**Task statement**
Return the lines of the items below exactly as they appear, leaving out the pictures.

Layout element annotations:
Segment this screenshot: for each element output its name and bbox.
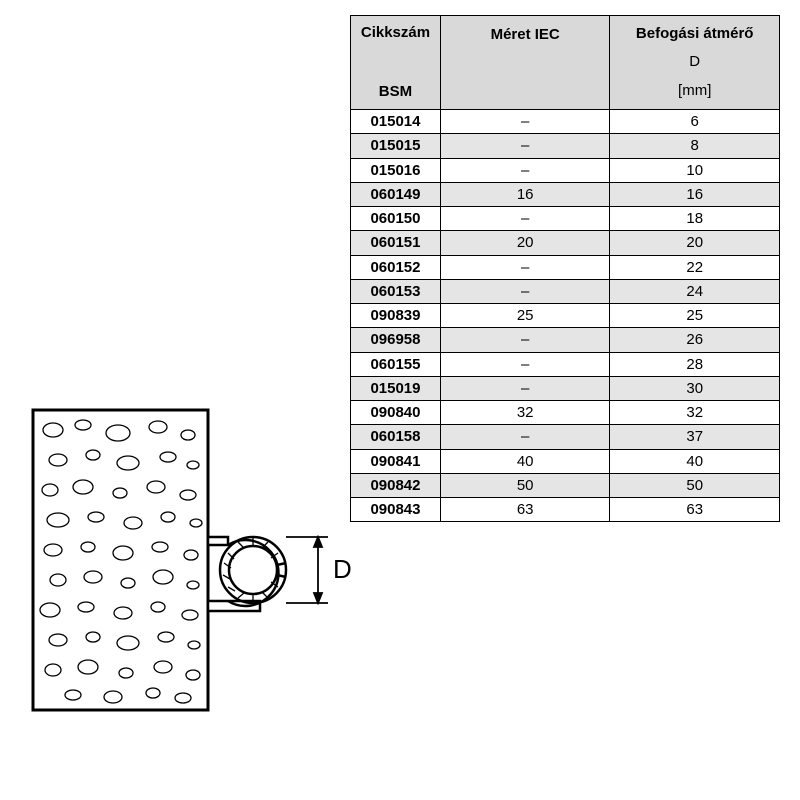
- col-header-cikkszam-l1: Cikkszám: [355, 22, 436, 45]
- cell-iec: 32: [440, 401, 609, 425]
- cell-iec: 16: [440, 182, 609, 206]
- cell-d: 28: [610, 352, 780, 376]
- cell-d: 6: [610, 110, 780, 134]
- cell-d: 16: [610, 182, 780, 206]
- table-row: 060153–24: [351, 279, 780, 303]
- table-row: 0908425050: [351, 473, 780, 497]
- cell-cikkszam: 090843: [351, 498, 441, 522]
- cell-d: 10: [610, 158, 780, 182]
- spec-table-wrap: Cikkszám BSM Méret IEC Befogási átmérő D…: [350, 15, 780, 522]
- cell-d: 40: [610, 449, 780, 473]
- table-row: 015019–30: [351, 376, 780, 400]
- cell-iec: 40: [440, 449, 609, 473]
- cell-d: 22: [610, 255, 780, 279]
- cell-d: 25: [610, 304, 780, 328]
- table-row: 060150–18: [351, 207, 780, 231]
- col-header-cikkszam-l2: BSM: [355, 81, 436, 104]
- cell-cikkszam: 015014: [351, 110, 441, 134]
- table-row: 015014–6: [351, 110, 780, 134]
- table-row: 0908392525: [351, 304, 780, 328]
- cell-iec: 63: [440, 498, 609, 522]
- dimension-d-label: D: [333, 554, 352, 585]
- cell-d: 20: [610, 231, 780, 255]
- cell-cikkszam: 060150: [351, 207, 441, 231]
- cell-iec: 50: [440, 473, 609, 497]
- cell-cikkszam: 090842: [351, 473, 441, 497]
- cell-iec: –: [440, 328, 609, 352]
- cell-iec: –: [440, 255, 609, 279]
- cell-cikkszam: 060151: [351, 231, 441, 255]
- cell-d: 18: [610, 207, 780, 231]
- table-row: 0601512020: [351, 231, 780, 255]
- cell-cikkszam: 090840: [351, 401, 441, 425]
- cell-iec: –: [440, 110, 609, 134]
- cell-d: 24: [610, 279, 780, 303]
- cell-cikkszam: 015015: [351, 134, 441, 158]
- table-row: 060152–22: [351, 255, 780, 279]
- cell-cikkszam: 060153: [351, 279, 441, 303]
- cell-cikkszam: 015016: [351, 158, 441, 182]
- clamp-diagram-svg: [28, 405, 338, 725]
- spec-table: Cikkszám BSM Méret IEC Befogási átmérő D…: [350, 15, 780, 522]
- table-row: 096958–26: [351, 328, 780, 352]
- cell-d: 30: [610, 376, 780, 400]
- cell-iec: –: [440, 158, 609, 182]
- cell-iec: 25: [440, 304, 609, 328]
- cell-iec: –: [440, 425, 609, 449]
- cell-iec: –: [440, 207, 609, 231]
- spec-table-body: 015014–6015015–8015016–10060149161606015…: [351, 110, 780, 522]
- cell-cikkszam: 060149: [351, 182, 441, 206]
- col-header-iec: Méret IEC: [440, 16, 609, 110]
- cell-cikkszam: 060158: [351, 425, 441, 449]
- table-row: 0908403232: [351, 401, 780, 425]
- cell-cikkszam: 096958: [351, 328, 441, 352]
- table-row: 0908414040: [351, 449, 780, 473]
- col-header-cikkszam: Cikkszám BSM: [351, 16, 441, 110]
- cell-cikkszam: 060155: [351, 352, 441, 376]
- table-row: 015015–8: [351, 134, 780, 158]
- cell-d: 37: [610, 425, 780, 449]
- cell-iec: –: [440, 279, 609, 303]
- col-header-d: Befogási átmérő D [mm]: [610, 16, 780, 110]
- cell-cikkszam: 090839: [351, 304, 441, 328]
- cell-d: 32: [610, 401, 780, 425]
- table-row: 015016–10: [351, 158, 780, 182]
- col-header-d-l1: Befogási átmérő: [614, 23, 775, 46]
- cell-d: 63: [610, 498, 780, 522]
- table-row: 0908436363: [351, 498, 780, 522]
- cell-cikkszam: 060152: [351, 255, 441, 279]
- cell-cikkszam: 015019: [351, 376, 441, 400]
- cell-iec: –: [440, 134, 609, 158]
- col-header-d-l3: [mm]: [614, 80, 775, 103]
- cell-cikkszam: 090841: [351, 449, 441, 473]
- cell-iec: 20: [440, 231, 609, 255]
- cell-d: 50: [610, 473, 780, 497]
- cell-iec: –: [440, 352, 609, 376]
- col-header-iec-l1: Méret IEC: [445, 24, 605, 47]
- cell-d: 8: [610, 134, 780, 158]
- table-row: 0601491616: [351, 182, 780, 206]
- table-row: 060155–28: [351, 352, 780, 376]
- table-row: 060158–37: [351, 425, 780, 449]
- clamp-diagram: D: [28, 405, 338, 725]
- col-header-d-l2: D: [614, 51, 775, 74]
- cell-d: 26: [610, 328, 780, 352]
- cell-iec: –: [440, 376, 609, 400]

**Solved problem**
Segment this screenshot: for each element output its name and bbox.
- col-header-cikkszam-l1: Cikkszám: [355, 22, 436, 45]
- cell-iec: 32: [440, 401, 609, 425]
- cell-iec: 16: [440, 182, 609, 206]
- cell-d: 28: [610, 352, 780, 376]
- cell-d: 6: [610, 110, 780, 134]
- cell-d: 16: [610, 182, 780, 206]
- table-row: 060153–24: [351, 279, 780, 303]
- table-row: 0908425050: [351, 473, 780, 497]
- cell-cikkszam: 090843: [351, 498, 441, 522]
- cell-d: 10: [610, 158, 780, 182]
- spec-table-wrap: Cikkszám BSM Méret IEC Befogási átmérő D…: [350, 15, 780, 522]
- cell-d: 40: [610, 449, 780, 473]
- table-row: 015019–30: [351, 376, 780, 400]
- cell-iec: 40: [440, 449, 609, 473]
- cell-d: 22: [610, 255, 780, 279]
- cell-d: 25: [610, 304, 780, 328]
- table-row: 060150–18: [351, 207, 780, 231]
- col-header-cikkszam-l2: BSM: [355, 81, 436, 104]
- cell-cikkszam: 015014: [351, 110, 441, 134]
- table-row: 015014–6: [351, 110, 780, 134]
- table-row: 0908392525: [351, 304, 780, 328]
- cell-iec: 63: [440, 498, 609, 522]
- dimension-d-label: D: [333, 554, 352, 585]
- cell-d: 20: [610, 231, 780, 255]
- cell-cikkszam: 060150: [351, 207, 441, 231]
- cell-iec: 50: [440, 473, 609, 497]
- cell-cikkszam: 090842: [351, 473, 441, 497]
- cell-iec: –: [440, 328, 609, 352]
- cell-iec: –: [440, 255, 609, 279]
- cell-cikkszam: 060151: [351, 231, 441, 255]
- cell-d: 18: [610, 207, 780, 231]
- table-row: 0601512020: [351, 231, 780, 255]
- cell-cikkszam: 090840: [351, 401, 441, 425]
- cell-iec: –: [440, 110, 609, 134]
- cell-d: 24: [610, 279, 780, 303]
- cell-cikkszam: 015015: [351, 134, 441, 158]
- table-row: 060152–22: [351, 255, 780, 279]
- cell-cikkszam: 060153: [351, 279, 441, 303]
- cell-cikkszam: 015016: [351, 158, 441, 182]
- clamp-diagram-svg: [28, 405, 338, 725]
- spec-table: Cikkszám BSM Méret IEC Befogási átmérő D…: [350, 15, 780, 522]
- table-row: 096958–26: [351, 328, 780, 352]
- cell-d: 30: [610, 376, 780, 400]
- cell-iec: –: [440, 158, 609, 182]
- cell-iec: 25: [440, 304, 609, 328]
- cell-iec: –: [440, 425, 609, 449]
- cell-iec: –: [440, 207, 609, 231]
- spec-table-body: 015014–6015015–8015016–10060149161606015…: [351, 110, 780, 522]
- cell-cikkszam: 060149: [351, 182, 441, 206]
- col-header-iec: Méret IEC: [440, 16, 609, 110]
- cell-cikkszam: 060158: [351, 425, 441, 449]
- table-row: 0908403232: [351, 401, 780, 425]
- cell-cikkszam: 096958: [351, 328, 441, 352]
- table-row: 0908414040: [351, 449, 780, 473]
- col-header-cikkszam: Cikkszám BSM: [351, 16, 441, 110]
- cell-cikkszam: 060155: [351, 352, 441, 376]
- table-row: 015015–8: [351, 134, 780, 158]
- cell-d: 37: [610, 425, 780, 449]
- cell-iec: –: [440, 279, 609, 303]
- col-header-d: Befogási átmérő D [mm]: [610, 16, 780, 110]
- cell-cikkszam: 090839: [351, 304, 441, 328]
- cell-d: 32: [610, 401, 780, 425]
- table-row: 015016–10: [351, 158, 780, 182]
- col-header-d-l1: Befogási átmérő: [614, 23, 775, 46]
- cell-d: 63: [610, 498, 780, 522]
- table-row: 0908436363: [351, 498, 780, 522]
- cell-cikkszam: 060152: [351, 255, 441, 279]
- cell-cikkszam: 015019: [351, 376, 441, 400]
- cell-iec: –: [440, 134, 609, 158]
- col-header-d-l3: [mm]: [614, 80, 775, 103]
- cell-cikkszam: 090841: [351, 449, 441, 473]
- cell-iec: 20: [440, 231, 609, 255]
- cell-d: 50: [610, 473, 780, 497]
- cell-iec: –: [440, 352, 609, 376]
- col-header-iec-l1: Méret IEC: [445, 24, 605, 47]
- cell-d: 8: [610, 134, 780, 158]
- table-row: 0601491616: [351, 182, 780, 206]
- table-row: 060155–28: [351, 352, 780, 376]
- table-row: 060158–37: [351, 425, 780, 449]
- clamp-diagram: D: [28, 405, 338, 725]
- col-header-d-l2: D: [614, 51, 775, 74]
- cell-d: 26: [610, 328, 780, 352]
- cell-iec: –: [440, 376, 609, 400]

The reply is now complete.